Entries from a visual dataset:
<<<<

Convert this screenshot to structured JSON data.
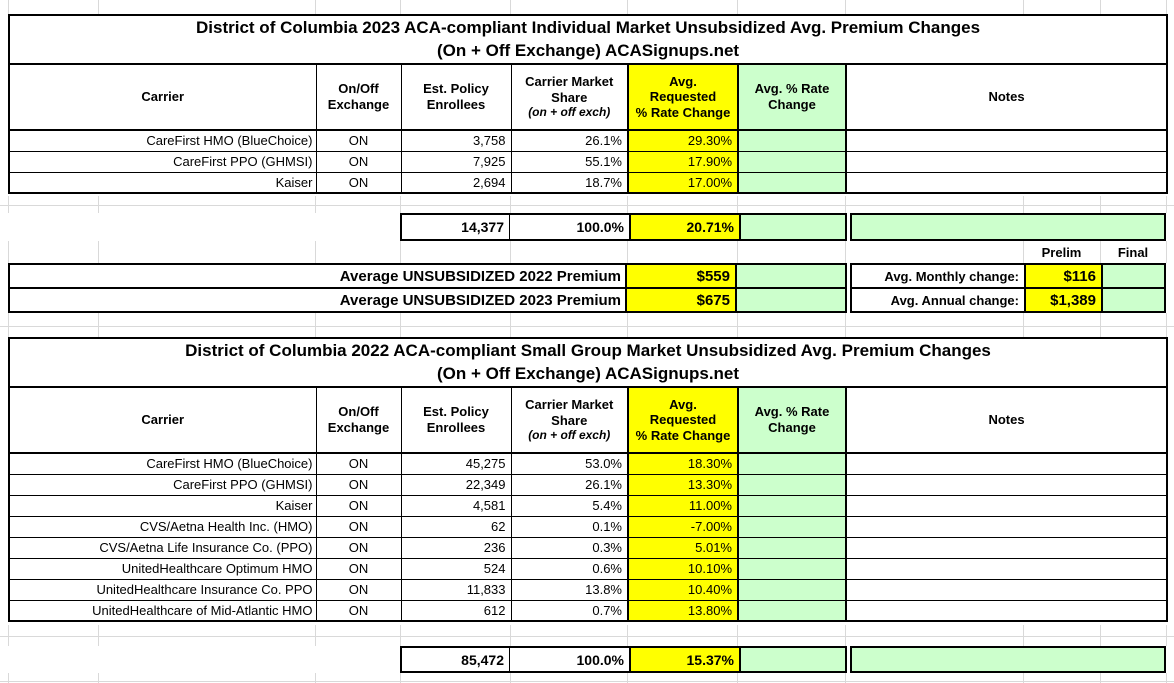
{
  "colors": {
    "highlight_yellow": "#FFFF00",
    "highlight_green": "#CCFFCC"
  },
  "headers": {
    "carrier": "Carrier",
    "exchange": "On/Off Exchange",
    "enrollees": "Est. Policy Enrollees",
    "share_line1": "Carrier Market Share",
    "share_line2": "(on + off exch)",
    "requested_line1": "Avg.",
    "requested_line2": "Requested",
    "requested_line3": "% Rate Change",
    "avg_change": "Avg. % Rate Change",
    "notes": "Notes"
  },
  "tables": [
    {
      "title_line1": "District of Columbia 2023 ACA-compliant Individual Market Unsubsidized Avg. Premium Changes",
      "title_line2": "(On + Off Exchange) ACASignups.net",
      "rows": [
        {
          "carrier": "CareFirst HMO (BlueChoice)",
          "exchange": "ON",
          "enrollees": "3,758",
          "share": "26.1%",
          "requested": "29.30%",
          "avg_change": "",
          "notes": ""
        },
        {
          "carrier": "CareFirst PPO (GHMSI)",
          "exchange": "ON",
          "enrollees": "7,925",
          "share": "55.1%",
          "requested": "17.90%",
          "avg_change": "",
          "notes": ""
        },
        {
          "carrier": "Kaiser",
          "exchange": "ON",
          "enrollees": "2,694",
          "share": "18.7%",
          "requested": "17.00%",
          "avg_change": "",
          "notes": ""
        }
      ],
      "total": {
        "enrollees": "14,377",
        "share": "100.0%",
        "requested": "20.71%",
        "avg_change": "",
        "notes": ""
      }
    },
    {
      "title_line1": "District of Columbia 2022 ACA-compliant Small Group Market Unsubsidized Avg. Premium Changes",
      "title_line2": "(On + Off Exchange) ACASignups.net",
      "rows": [
        {
          "carrier": "CareFirst HMO (BlueChoice)",
          "exchange": "ON",
          "enrollees": "45,275",
          "share": "53.0%",
          "requested": "18.30%",
          "avg_change": "",
          "notes": ""
        },
        {
          "carrier": "CareFirst PPO (GHMSI)",
          "exchange": "ON",
          "enrollees": "22,349",
          "share": "26.1%",
          "requested": "13.30%",
          "avg_change": "",
          "notes": ""
        },
        {
          "carrier": "Kaiser",
          "exchange": "ON",
          "enrollees": "4,581",
          "share": "5.4%",
          "requested": "11.00%",
          "avg_change": "",
          "notes": ""
        },
        {
          "carrier": "CVS/Aetna Health Inc. (HMO)",
          "exchange": "ON",
          "enrollees": "62",
          "share": "0.1%",
          "requested": "-7.00%",
          "avg_change": "",
          "notes": ""
        },
        {
          "carrier": "CVS/Aetna Life Insurance Co. (PPO)",
          "exchange": "ON",
          "enrollees": "236",
          "share": "0.3%",
          "requested": "5.01%",
          "avg_change": "",
          "notes": ""
        },
        {
          "carrier": "UnitedHealthcare Optimum HMO",
          "exchange": "ON",
          "enrollees": "524",
          "share": "0.6%",
          "requested": "10.10%",
          "avg_change": "",
          "notes": ""
        },
        {
          "carrier": "UnitedHealthcare Insurance Co. PPO",
          "exchange": "ON",
          "enrollees": "11,833",
          "share": "13.8%",
          "requested": "10.40%",
          "avg_change": "",
          "notes": ""
        },
        {
          "carrier": "UnitedHealthcare of Mid-Atlantic HMO",
          "exchange": "ON",
          "enrollees": "612",
          "share": "0.7%",
          "requested": "13.80%",
          "avg_change": "",
          "notes": ""
        }
      ],
      "total": {
        "enrollees": "85,472",
        "share": "100.0%",
        "requested": "15.37%",
        "avg_change": "",
        "notes": ""
      }
    }
  ],
  "summary": {
    "prelim_label": "Prelim",
    "final_label": "Final",
    "rows": [
      {
        "label": "Average UNSUBSIDIZED 2022 Premium",
        "value": "$559",
        "change_label": "Avg. Monthly change:",
        "change_value": "$116",
        "final_value": ""
      },
      {
        "label": "Average UNSUBSIDIZED 2023 Premium",
        "value": "$675",
        "change_label": "Avg. Annual change:",
        "change_value": "$1,389",
        "final_value": ""
      }
    ]
  }
}
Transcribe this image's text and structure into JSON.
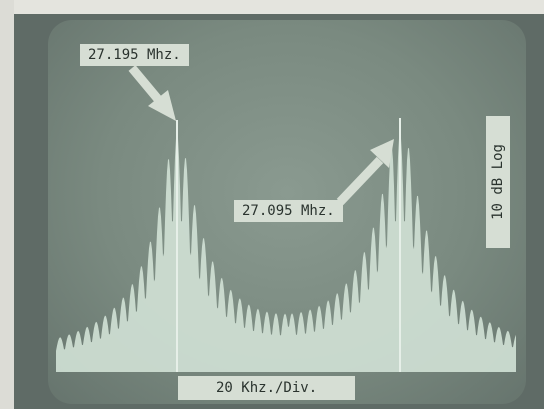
{
  "labels": {
    "left_peak": "27.195 Mhz.",
    "right_peak": "27.095 Mhz.",
    "horizontal_scale": "20 Khz./Div.",
    "vertical_scale": "10 dB Log"
  },
  "colors": {
    "trace": "#cfe0d4",
    "screen": "#7a8a80",
    "label_bg": "#d6ded4"
  }
}
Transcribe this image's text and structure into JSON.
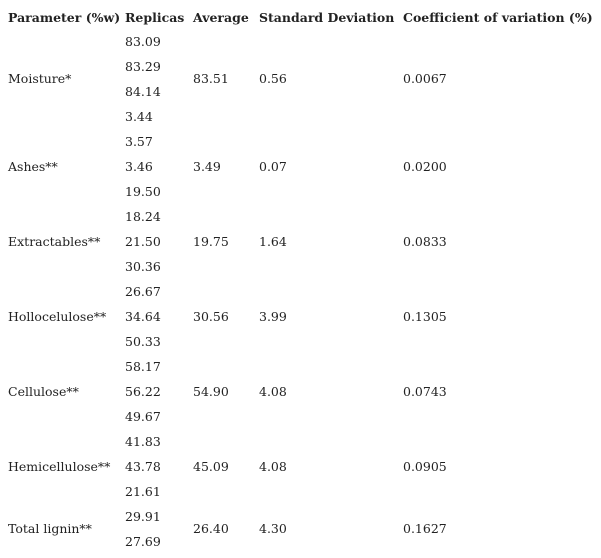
{
  "table": {
    "header": [
      "Parameter (%w)",
      "Replicas",
      "Average",
      "Standard Deviation",
      "Coefficient of variation (%)"
    ],
    "rows": [
      {
        "parameter": "Moisture*",
        "replicas": [
          "83.09",
          "83.29",
          "84.14"
        ],
        "average": "83.51",
        "sd": "0.56",
        "cv": "0.0067"
      },
      {
        "parameter": "Ashes**",
        "replicas": [
          "3.44",
          "3.57",
          "3.46"
        ],
        "average": "3.49",
        "sd": "0.07",
        "cv": "0.0200"
      },
      {
        "parameter": "Extractables**",
        "replicas": [
          "19.50",
          "18.24",
          "21.50"
        ],
        "average": "19.75",
        "sd": "1.64",
        "cv": "0.0833"
      },
      {
        "parameter": "Hollocelulose**",
        "replicas": [
          "30.36",
          "26.67",
          "34.64"
        ],
        "average": "30.56",
        "sd": "3.99",
        "cv": "0.1305"
      },
      {
        "parameter": "Cellulose**",
        "replicas": [
          "50.33",
          "58.17",
          "56.22"
        ],
        "average": "54.90",
        "sd": "4.08",
        "cv": "0.0743"
      },
      {
        "parameter": "Hemicellulose**",
        "replicas": [
          "49.67",
          "41.83",
          "43.78"
        ],
        "average": "45.09",
        "sd": "4.08",
        "cv": "0.0905"
      },
      {
        "parameter": "Total lignin**",
        "replicas": [
          "21.61",
          "29.91",
          "27.69"
        ],
        "average": "26.40",
        "sd": "4.30",
        "cv": "0.1627"
      }
    ]
  }
}
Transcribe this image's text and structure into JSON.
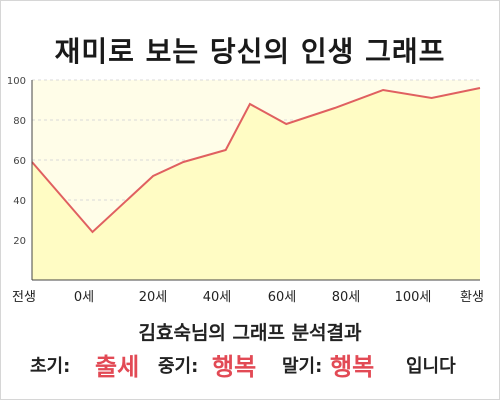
{
  "title": "재미로 보는 당신의 인생 그래프",
  "chart_data": {
    "type": "area",
    "x_labels": [
      "전생",
      "0세",
      "20세",
      "40세",
      "60세",
      "80세",
      "100세",
      "환생"
    ],
    "y_ticks": [
      20,
      40,
      60,
      80,
      100
    ],
    "ylim": [
      0,
      100
    ],
    "x": [
      -10,
      0,
      10,
      15,
      22,
      26,
      32,
      40,
      48,
      56,
      64
    ],
    "values": [
      59,
      24,
      52,
      59,
      65,
      88,
      78,
      86,
      95,
      91,
      96
    ],
    "line_color": "#e06060",
    "fill_color": "#fffcc4",
    "plot_bg": "#fffde8",
    "grid_color": "#d9d9d9",
    "grid": true
  },
  "result": {
    "heading": "김효숙님의 그래프 분석결과",
    "early_label": "초기:",
    "early_value": "출세",
    "middle_label": "중기:",
    "middle_value": "행복",
    "late_label": "말기:",
    "late_value": "행복",
    "ending": "입니다"
  }
}
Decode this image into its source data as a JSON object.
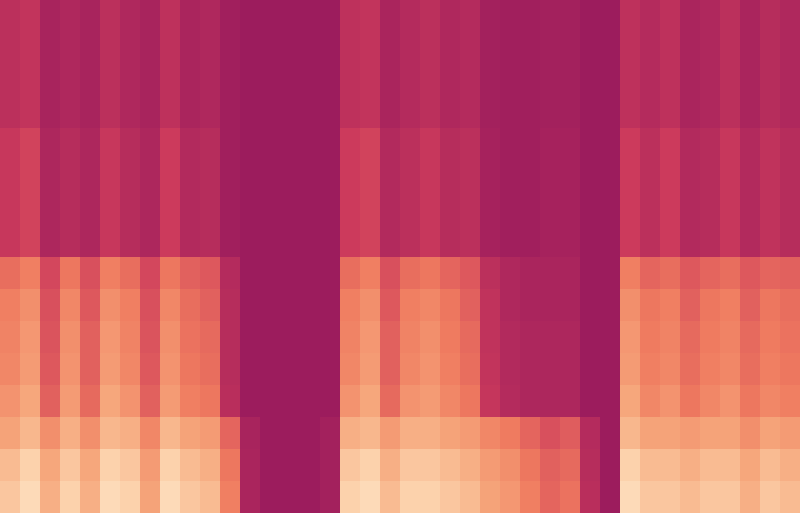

>>>>

▸ Given instruction
Copy the data character for character, but drop all pictures from the copy.

▸ Answer to the task
Convert this screenshot to structured JSON data.
{
  "colors": {
    "highlight_yellow": "#FFFF00",
    "highlight_green": "#CCFFCC"
  },
  "headers": {
    "carrier": "Carrier",
    "exchange": "On/Off Exchange",
    "enrollees": "Est. Policy Enrollees",
    "share_line1": "Carrier Market Share",
    "share_line2": "(on + off exch)",
    "requested_line1": "Avg.",
    "requested_line2": "Requested",
    "requested_line3": "% Rate Change",
    "avg_change": "Avg. % Rate Change",
    "notes": "Notes"
  },
  "tables": [
    {
      "title_line1": "District of Columbia 2023 ACA-compliant Individual Market Unsubsidized Avg. Premium Changes",
      "title_line2": "(On + Off Exchange) ACASignups.net",
      "rows": [
        {
          "carrier": "CareFirst HMO (BlueChoice)",
          "exchange": "ON",
          "enrollees": "3,758",
          "share": "26.1%",
          "requested": "29.30%",
          "avg_change": "",
          "notes": ""
        },
        {
          "carrier": "CareFirst PPO (GHMSI)",
          "exchange": "ON",
          "enrollees": "7,925",
          "share": "55.1%",
          "requested": "17.90%",
          "avg_change": "",
          "notes": ""
        },
        {
          "carrier": "Kaiser",
          "exchange": "ON",
          "enrollees": "2,694",
          "share": "18.7%",
          "requested": "17.00%",
          "avg_change": "",
          "notes": ""
        }
      ],
      "total": {
        "enrollees": "14,377",
        "share": "100.0%",
        "requested": "20.71%",
        "avg_change": "",
        "notes": ""
      }
    },
    {
      "title_line1": "District of Columbia 2022 ACA-compliant Small Group Market Unsubsidized Avg. Premium Changes",
      "title_line2": "(On + Off Exchange) ACASignups.net",
      "rows": [
        {
          "carrier": "CareFirst HMO (BlueChoice)",
          "exchange": "ON",
          "enrollees": "45,275",
          "share": "53.0%",
          "requested": "18.30%",
          "avg_change": "",
          "notes": ""
        },
        {
          "carrier": "CareFirst PPO (GHMSI)",
          "exchange": "ON",
          "enrollees": "22,349",
          "share": "26.1%",
          "requested": "13.30%",
          "avg_change": "",
          "notes": ""
        },
        {
          "carrier": "Kaiser",
          "exchange": "ON",
          "enrollees": "4,581",
          "share": "5.4%",
          "requested": "11.00%",
          "avg_change": "",
          "notes": ""
        },
        {
          "carrier": "CVS/Aetna Health Inc. (HMO)",
          "exchange": "ON",
          "enrollees": "62",
          "share": "0.1%",
          "requested": "-7.00%",
          "avg_change": "",
          "notes": ""
        },
        {
          "carrier": "CVS/Aetna Life Insurance Co. (PPO)",
          "exchange": "ON",
          "enrollees": "236",
          "share": "0.3%",
          "requested": "5.01%",
          "avg_change": "",
          "notes": ""
        },
        {
          "carrier": "UnitedHealthcare Optimum HMO",
          "exchange": "ON",
          "enrollees": "524",
          "share": "0.6%",
          "requested": "10.10%",
          "avg_change": "",
          "notes": ""
        },
        {
          "carrier": "UnitedHealthcare Insurance Co. PPO",
          "exchange": "ON",
          "enrollees": "11,833",
          "share": "13.8%",
          "requested": "10.40%",
          "avg_change": "",
          "notes": ""
        },
        {
          "carrier": "UnitedHealthcare of Mid-Atlantic HMO",
          "exchange": "ON",
          "enrollees": "612",
          "share": "0.7%",
          "requested": "13.80%",
          "avg_change": "",
          "notes": ""
        }
      ],
      "total": {
        "enrollees": "85,472",
        "share": "100.0%",
        "requested": "15.37%",
        "avg_change": "",
        "notes": ""
      }
    }
  ],
  "summary": {
    "prelim_label": "Prelim",
    "final_label": "Final",
    "rows": [
      {
        "label": "Average UNSUBSIDIZED 2022 Premium",
        "value": "$559",
        "change_label": "Avg. Monthly change:",
        "change_value": "$116",
        "final_value": ""
      },
      {
        "label": "Average UNSUBSIDIZED 2023 Premium",
        "value": "$675",
        "change_label": "Avg. Annual change:",
        "change_value": "$1,389",
        "final_value": ""
      }
    ]
  }
}
Transcribe this image's text and structure into JSON.
{
  "labels": {
    "left_peak": "27.195 Mhz.",
    "right_peak": "27.095 Mhz.",
    "horizontal_scale": "20 Khz./Div.",
    "vertical_scale": "10 dB Log"
  },
  "colors": {
    "trace": "#cfe0d4",
    "screen": "#7a8a80",
    "label_bg": "#d6ded4"
  }
}
Transcribe this image's text and structure into JSON.
{
  "table": {
    "header": [
      "Parameter (%w)",
      "Replicas",
      "Average",
      "Standard Deviation",
      "Coefficient of variation (%)"
    ],
    "rows": [
      {
        "parameter": "Moisture*",
        "replicas": [
          "83.09",
          "83.29",
          "84.14"
        ],
        "average": "83.51",
        "sd": "0.56",
        "cv": "0.0067"
      },
      {
        "parameter": "Ashes**",
        "replicas": [
          "3.44",
          "3.57",
          "3.46"
        ],
        "average": "3.49",
        "sd": "0.07",
        "cv": "0.0200"
      },
      {
        "parameter": "Extractables**",
        "replicas": [
          "19.50",
          "18.24",
          "21.50"
        ],
        "average": "19.75",
        "sd": "1.64",
        "cv": "0.0833"
      },
      {
        "parameter": "Hollocelulose**",
        "replicas": [
          "30.36",
          "26.67",
          "34.64"
        ],
        "average": "30.56",
        "sd": "3.99",
        "cv": "0.1305"
      },
      {
        "parameter": "Cellulose**",
        "replicas": [
          "50.33",
          "58.17",
          "56.22"
        ],
        "average": "54.90",
        "sd": "4.08",
        "cv": "0.0743"
      },
      {
        "parameter": "Hemicellulose**",
        "replicas": [
          "49.67",
          "41.83",
          "43.78"
        ],
        "average": "45.09",
        "sd": "4.08",
        "cv": "0.0905"
      },
      {
        "parameter": "Total lignin**",
        "replicas": [
          "21.61",
          "29.91",
          "27.69"
        ],
        "average": "26.40",
        "sd": "4.30",
        "cv": "0.1627"
      }
    ]
  }
}
Transcribe this image's text and structure into JSON.
{
  "title": "재미로 보는 당신의 인생 그래프",
  "chart_data": {
    "type": "area",
    "x_labels": [
      "전생",
      "0세",
      "20세",
      "40세",
      "60세",
      "80세",
      "100세",
      "환생"
    ],
    "y_ticks": [
      20,
      40,
      60,
      80,
      100
    ],
    "ylim": [
      0,
      100
    ],
    "x": [
      -10,
      0,
      10,
      15,
      22,
      26,
      32,
      40,
      48,
      56,
      64
    ],
    "values": [
      59,
      24,
      52,
      59,
      65,
      88,
      78,
      86,
      95,
      91,
      96
    ],
    "line_color": "#e06060",
    "fill_color": "#fffcc4",
    "plot_bg": "#fffde8",
    "grid_color": "#d9d9d9",
    "grid": true
  },
  "result": {
    "heading": "김효숙님의 그래프 분석결과",
    "early_label": "초기:",
    "early_value": "출세",
    "middle_label": "중기:",
    "middle_value": "행복",
    "late_label": "말기:",
    "late_value": "행복",
    "ending": "입니다"
  }
}
Decode this image into its source data as a JSON object.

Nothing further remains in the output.